**BRIEF**: List all the lines in these records that hold "circleplus".

**MATERIAL**:
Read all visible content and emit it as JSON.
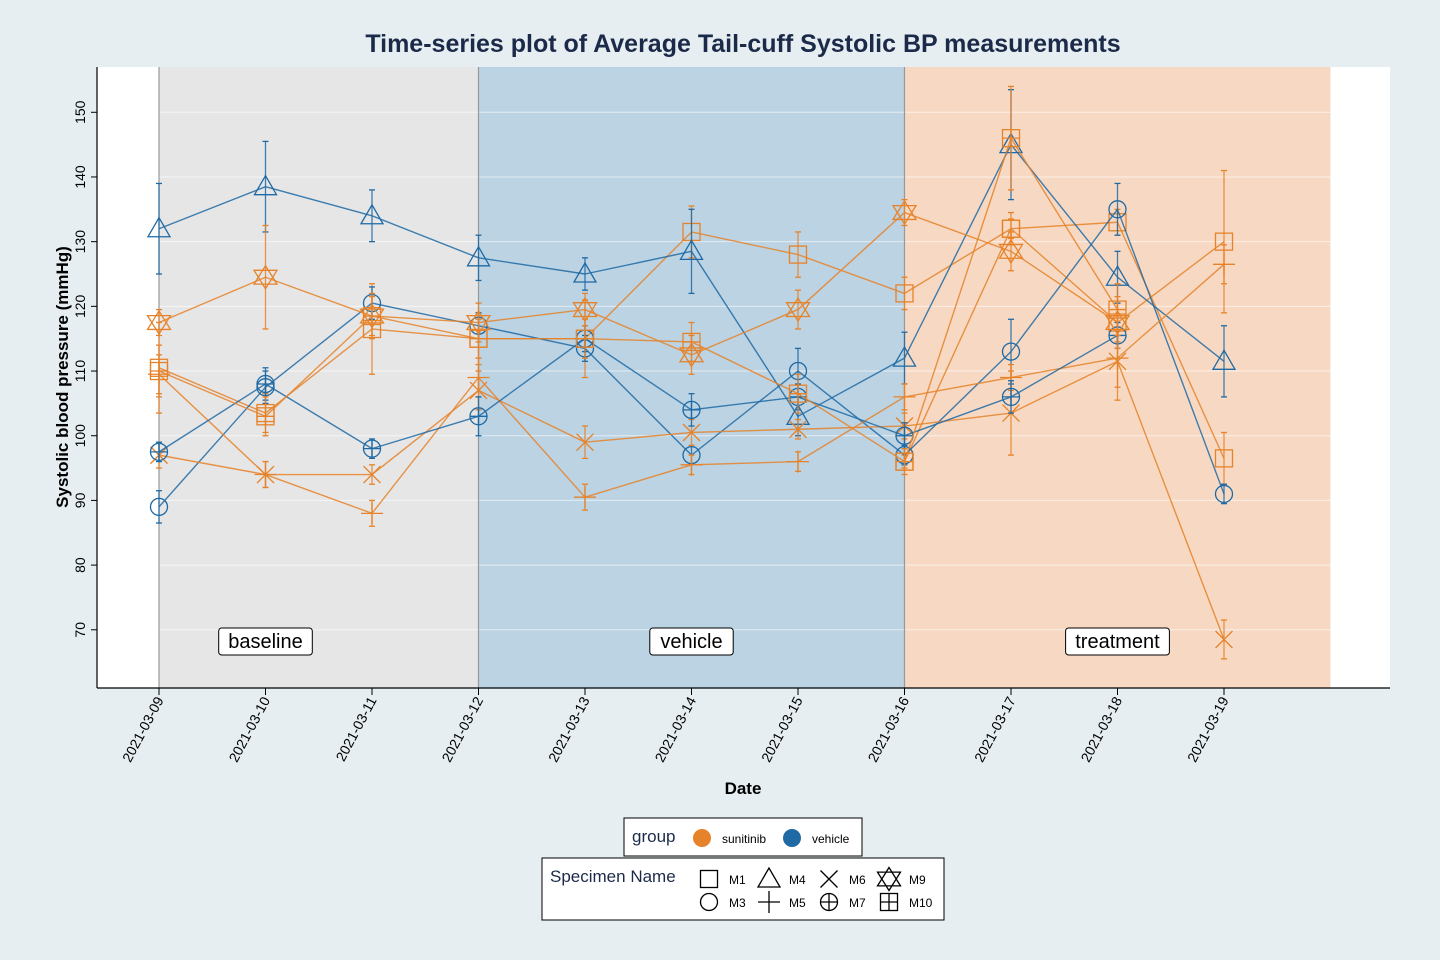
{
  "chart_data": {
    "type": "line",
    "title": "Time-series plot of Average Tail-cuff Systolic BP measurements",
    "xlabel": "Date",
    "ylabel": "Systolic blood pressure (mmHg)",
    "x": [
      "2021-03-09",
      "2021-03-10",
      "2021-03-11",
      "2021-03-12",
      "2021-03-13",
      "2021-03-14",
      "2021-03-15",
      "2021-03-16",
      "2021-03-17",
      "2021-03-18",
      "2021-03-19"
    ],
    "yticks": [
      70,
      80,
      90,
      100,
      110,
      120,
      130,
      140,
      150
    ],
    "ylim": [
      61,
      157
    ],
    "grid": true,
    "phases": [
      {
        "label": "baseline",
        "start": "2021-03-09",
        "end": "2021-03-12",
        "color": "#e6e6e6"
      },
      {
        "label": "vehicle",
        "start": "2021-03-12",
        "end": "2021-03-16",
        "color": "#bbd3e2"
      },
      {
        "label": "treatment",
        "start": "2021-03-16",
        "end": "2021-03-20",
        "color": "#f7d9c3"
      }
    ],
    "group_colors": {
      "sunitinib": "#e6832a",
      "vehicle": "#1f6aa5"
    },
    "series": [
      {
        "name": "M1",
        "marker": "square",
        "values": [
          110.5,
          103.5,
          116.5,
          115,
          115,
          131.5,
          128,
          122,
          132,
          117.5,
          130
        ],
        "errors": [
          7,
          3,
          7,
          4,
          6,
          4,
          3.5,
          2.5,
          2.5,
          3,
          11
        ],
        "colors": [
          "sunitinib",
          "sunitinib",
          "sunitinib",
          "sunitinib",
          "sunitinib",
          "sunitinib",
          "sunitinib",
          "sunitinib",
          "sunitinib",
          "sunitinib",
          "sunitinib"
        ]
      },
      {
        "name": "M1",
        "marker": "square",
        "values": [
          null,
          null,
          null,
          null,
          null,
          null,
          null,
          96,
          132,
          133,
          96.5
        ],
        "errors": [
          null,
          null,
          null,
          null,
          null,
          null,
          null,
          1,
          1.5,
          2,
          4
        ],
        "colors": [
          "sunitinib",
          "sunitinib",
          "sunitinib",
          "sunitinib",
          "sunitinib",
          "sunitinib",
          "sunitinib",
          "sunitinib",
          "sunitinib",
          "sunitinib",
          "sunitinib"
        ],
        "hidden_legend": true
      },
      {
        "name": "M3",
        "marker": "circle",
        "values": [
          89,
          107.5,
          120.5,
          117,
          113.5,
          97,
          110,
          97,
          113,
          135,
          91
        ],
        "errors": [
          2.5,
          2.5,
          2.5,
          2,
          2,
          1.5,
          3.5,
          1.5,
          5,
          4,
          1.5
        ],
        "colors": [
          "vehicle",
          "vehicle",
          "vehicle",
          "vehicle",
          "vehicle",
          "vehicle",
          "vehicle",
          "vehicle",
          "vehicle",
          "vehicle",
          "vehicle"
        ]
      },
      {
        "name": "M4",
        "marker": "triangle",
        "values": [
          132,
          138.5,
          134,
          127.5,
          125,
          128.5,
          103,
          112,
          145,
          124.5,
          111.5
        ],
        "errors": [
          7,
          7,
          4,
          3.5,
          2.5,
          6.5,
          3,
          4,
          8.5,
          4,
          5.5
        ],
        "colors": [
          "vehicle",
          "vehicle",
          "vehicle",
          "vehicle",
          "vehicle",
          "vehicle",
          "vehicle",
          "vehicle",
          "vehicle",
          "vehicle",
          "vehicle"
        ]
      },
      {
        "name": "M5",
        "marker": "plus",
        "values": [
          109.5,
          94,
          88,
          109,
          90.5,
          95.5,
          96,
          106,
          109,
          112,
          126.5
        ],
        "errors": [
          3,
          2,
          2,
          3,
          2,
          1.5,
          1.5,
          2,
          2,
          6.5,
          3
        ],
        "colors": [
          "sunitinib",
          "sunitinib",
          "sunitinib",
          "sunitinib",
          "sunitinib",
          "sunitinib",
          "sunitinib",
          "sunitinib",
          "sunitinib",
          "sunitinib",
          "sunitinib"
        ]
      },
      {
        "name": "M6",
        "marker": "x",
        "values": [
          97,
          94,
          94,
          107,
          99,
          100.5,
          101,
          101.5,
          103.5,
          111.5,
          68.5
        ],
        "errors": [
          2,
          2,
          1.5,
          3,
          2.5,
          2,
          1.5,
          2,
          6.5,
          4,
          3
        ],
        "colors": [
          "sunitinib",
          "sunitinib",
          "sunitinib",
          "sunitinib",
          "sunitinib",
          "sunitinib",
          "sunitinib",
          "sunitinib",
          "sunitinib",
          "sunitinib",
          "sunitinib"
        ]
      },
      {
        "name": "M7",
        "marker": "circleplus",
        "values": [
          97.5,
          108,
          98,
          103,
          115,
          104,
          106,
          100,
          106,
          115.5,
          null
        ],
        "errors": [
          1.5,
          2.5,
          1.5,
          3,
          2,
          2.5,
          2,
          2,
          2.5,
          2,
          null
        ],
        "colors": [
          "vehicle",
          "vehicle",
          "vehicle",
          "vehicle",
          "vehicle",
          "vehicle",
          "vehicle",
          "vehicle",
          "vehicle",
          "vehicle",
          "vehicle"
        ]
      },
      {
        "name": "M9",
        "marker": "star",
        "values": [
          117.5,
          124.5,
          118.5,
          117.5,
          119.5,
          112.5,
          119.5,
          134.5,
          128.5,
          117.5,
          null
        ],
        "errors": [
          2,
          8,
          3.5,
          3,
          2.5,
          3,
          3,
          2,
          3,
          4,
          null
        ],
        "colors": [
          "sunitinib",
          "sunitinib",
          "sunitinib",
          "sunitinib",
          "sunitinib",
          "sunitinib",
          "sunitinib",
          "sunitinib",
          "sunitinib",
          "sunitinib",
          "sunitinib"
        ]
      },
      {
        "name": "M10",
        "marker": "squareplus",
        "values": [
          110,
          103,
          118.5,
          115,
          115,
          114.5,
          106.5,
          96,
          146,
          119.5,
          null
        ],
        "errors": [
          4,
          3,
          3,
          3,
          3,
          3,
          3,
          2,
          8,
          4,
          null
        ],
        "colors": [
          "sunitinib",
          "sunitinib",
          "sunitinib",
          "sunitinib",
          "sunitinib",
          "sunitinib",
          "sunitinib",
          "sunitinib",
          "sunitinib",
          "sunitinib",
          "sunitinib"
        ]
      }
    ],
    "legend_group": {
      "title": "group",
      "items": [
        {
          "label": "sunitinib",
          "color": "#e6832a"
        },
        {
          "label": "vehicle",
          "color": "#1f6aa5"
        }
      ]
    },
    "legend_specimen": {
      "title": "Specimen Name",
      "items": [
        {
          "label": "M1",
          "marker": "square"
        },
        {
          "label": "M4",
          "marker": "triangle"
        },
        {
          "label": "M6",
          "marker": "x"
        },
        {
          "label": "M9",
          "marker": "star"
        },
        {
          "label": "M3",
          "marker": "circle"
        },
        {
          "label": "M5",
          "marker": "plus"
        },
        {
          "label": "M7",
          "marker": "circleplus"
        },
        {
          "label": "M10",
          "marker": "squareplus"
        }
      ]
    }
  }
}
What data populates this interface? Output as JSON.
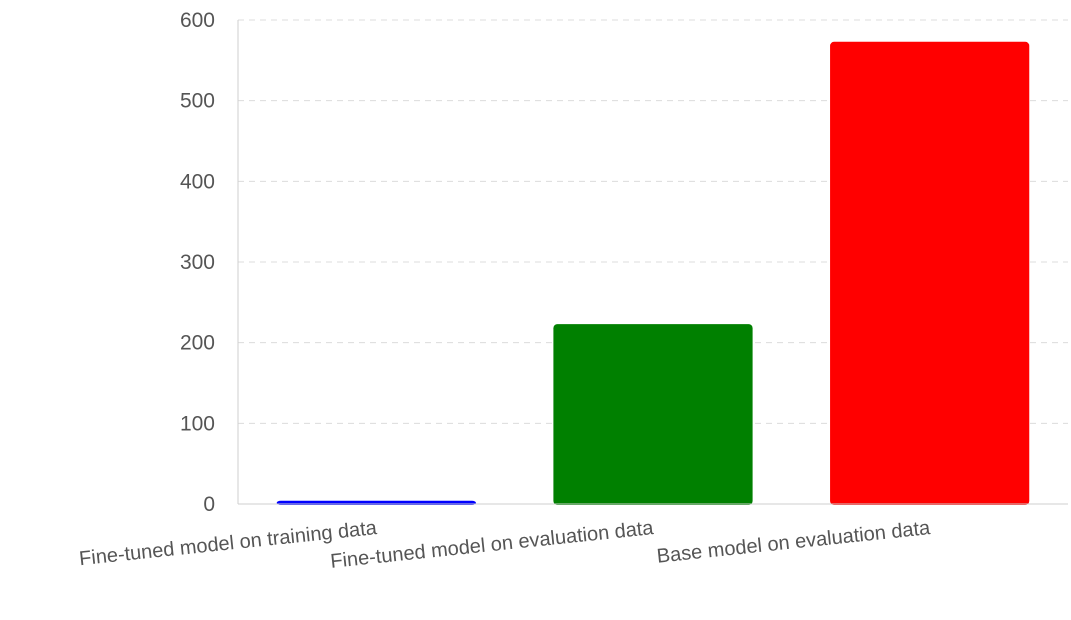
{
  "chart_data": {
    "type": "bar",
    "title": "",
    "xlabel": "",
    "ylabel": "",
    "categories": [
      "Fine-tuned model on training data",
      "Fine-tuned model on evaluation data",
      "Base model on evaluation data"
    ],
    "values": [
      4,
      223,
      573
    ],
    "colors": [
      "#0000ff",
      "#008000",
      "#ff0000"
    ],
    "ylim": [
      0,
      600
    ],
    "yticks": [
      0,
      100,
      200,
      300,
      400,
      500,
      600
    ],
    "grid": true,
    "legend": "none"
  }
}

**OUTPUT FOR THIS TASK**:
        "marker": "circleplus",
          "marker": "circleplus"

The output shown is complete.